◆ **What to produce**:
Within the entries below, please return exactly the lines from the one with "Serialize everything readable" through the one with "Reverse-engineer this chart into JSON.", leaving out any pictures.

◆ **Data records**:
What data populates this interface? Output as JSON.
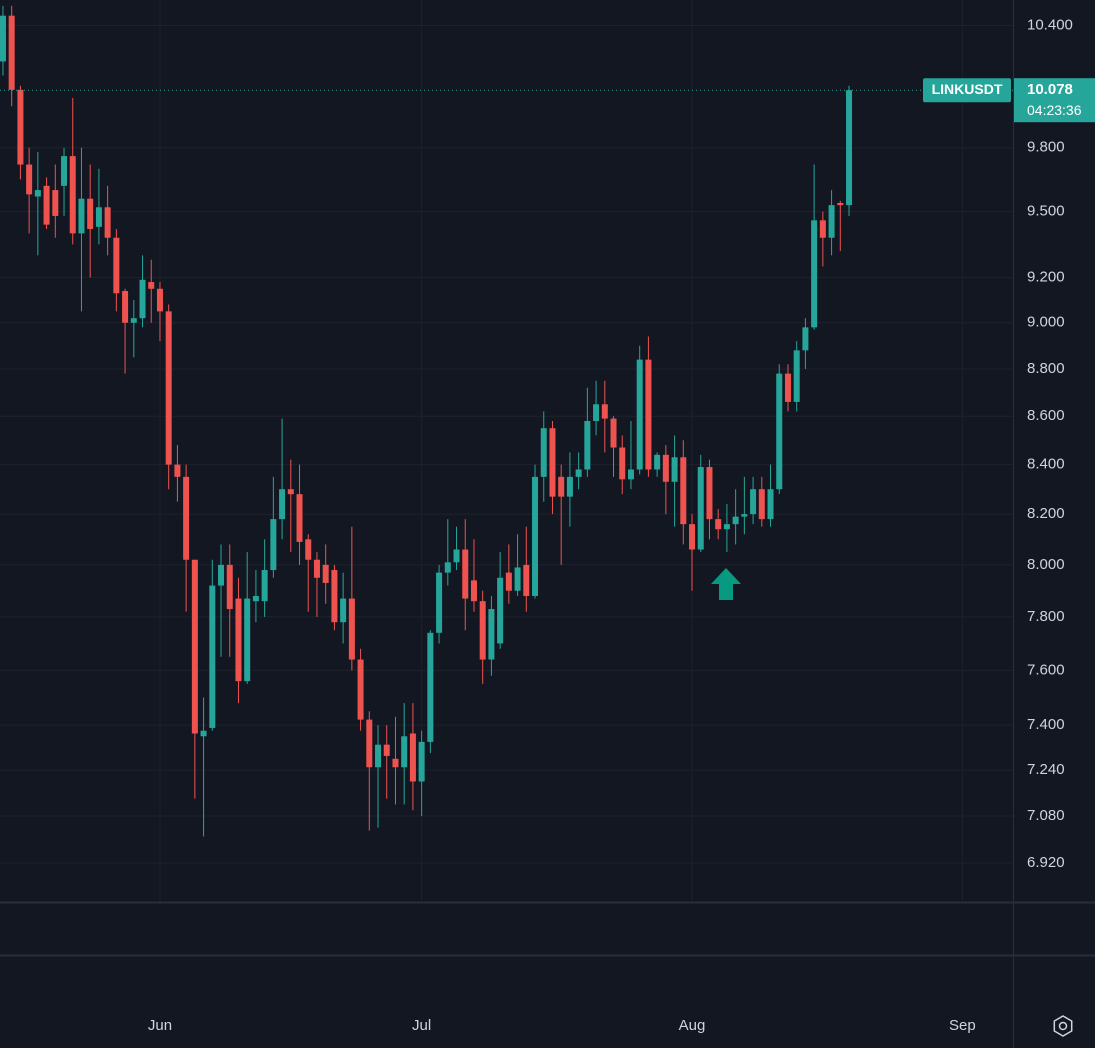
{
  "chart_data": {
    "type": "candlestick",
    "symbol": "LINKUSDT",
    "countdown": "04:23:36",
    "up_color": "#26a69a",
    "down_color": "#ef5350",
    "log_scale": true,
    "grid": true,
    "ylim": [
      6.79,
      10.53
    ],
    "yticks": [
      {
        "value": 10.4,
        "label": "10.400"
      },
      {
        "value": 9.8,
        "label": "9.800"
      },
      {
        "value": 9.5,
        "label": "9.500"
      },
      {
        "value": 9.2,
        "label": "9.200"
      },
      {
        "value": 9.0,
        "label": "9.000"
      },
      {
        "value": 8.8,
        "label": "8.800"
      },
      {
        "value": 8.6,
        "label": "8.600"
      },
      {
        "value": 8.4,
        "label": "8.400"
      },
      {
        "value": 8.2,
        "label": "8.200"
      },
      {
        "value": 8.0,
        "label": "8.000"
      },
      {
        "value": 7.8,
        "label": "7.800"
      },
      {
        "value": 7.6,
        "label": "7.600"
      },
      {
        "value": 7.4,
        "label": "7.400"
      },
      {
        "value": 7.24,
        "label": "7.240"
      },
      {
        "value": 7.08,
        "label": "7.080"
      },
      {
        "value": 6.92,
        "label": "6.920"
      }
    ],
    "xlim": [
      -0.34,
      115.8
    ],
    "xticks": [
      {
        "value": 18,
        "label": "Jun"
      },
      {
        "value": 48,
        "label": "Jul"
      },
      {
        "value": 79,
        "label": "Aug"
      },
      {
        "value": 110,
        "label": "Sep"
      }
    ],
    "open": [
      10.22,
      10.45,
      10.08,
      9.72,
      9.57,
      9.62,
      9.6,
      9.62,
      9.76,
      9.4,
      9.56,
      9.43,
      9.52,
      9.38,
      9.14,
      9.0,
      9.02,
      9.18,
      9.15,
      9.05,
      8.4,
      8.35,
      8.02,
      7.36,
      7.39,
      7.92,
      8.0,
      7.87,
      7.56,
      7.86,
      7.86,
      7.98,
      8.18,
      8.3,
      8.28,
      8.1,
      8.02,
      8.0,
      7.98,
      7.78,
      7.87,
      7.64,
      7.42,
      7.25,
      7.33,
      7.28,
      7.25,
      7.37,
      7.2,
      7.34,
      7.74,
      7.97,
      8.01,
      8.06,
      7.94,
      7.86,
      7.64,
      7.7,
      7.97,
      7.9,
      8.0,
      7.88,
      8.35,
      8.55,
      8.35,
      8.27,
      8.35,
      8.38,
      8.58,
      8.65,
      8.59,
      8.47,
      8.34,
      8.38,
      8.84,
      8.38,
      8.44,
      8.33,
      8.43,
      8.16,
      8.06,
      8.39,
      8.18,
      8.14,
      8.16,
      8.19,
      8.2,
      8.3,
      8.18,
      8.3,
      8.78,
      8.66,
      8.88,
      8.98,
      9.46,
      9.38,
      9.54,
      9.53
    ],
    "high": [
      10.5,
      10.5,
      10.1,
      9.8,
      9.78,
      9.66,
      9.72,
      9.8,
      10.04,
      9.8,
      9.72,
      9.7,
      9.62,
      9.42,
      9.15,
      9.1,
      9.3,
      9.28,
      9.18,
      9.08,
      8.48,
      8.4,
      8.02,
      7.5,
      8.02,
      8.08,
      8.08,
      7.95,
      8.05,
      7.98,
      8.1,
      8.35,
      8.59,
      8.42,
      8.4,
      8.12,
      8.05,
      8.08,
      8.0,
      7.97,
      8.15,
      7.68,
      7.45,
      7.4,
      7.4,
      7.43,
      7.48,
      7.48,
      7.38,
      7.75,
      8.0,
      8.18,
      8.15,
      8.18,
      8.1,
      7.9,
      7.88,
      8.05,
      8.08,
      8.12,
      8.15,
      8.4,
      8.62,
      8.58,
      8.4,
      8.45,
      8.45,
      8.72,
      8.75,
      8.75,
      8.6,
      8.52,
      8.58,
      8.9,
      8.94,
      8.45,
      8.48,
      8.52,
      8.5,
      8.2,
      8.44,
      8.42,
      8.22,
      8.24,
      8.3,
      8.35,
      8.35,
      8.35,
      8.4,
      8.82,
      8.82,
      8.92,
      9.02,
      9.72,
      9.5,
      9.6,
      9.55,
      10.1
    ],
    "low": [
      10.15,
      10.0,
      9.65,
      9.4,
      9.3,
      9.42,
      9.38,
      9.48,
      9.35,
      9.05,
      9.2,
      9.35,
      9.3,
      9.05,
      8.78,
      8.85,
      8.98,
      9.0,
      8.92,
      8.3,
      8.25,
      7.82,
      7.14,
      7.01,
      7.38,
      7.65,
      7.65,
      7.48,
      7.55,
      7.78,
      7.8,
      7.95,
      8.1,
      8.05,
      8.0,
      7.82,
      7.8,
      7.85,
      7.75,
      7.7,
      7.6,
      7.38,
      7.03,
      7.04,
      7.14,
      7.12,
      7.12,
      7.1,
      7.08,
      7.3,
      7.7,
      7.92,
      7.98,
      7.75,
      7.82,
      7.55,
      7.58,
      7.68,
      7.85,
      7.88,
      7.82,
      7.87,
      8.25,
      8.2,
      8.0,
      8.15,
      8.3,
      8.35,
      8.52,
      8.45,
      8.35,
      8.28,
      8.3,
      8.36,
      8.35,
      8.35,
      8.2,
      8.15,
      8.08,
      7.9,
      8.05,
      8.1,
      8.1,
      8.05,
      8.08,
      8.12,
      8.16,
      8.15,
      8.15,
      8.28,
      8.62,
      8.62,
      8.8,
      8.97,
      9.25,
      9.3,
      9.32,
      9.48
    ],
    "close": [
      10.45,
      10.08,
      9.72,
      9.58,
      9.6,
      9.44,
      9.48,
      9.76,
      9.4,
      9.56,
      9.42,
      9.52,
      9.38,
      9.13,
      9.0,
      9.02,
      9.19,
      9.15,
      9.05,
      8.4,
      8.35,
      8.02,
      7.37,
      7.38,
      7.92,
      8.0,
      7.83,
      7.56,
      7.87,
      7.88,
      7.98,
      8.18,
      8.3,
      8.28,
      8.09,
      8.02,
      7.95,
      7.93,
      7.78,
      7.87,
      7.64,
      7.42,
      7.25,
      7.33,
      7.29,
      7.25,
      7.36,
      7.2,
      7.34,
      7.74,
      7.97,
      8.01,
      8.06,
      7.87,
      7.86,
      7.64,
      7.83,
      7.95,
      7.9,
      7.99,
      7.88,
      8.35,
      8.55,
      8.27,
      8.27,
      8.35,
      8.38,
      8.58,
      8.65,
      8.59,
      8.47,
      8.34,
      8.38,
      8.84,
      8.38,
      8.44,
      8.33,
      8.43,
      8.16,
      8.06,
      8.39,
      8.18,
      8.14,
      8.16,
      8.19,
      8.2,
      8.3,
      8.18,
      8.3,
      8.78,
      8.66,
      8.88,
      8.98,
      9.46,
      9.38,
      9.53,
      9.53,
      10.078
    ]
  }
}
---
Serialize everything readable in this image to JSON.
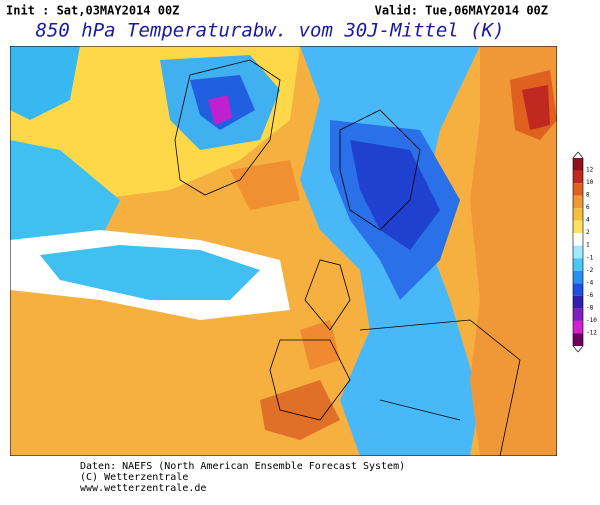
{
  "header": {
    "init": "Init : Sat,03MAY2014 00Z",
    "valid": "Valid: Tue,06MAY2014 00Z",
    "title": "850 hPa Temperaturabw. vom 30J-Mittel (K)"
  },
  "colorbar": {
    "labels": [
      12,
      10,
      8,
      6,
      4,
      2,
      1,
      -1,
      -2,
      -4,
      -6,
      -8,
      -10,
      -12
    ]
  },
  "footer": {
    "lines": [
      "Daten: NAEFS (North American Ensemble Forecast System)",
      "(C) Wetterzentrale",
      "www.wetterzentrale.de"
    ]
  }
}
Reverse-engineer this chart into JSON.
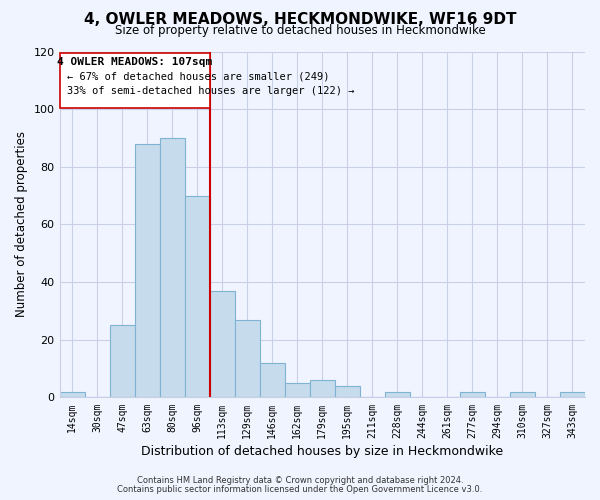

◆ **Exercise answer**:
Serialize everything readable in this image to JSON.
{
  "header": {
    "init": "Init : Sat,03MAY2014 00Z",
    "valid": "Valid: Tue,06MAY2014 00Z",
    "title": "850 hPa Temperaturabw. vom 30J-Mittel (K)"
  },
  "colorbar": {
    "labels": [
      12,
      10,
      8,
      6,
      4,
      2,
      1,
      -1,
      -2,
      -4,
      -6,
      -8,
      -10,
      -12
    ]
  },
  "footer": {
    "lines": [
      "Daten: NAEFS (North American Ensemble Forecast System)",
      "(C) Wetterzentrale",
      "www.wetterzentrale.de"
    ]
  }
}
Reverse-engineer this chart into JSON.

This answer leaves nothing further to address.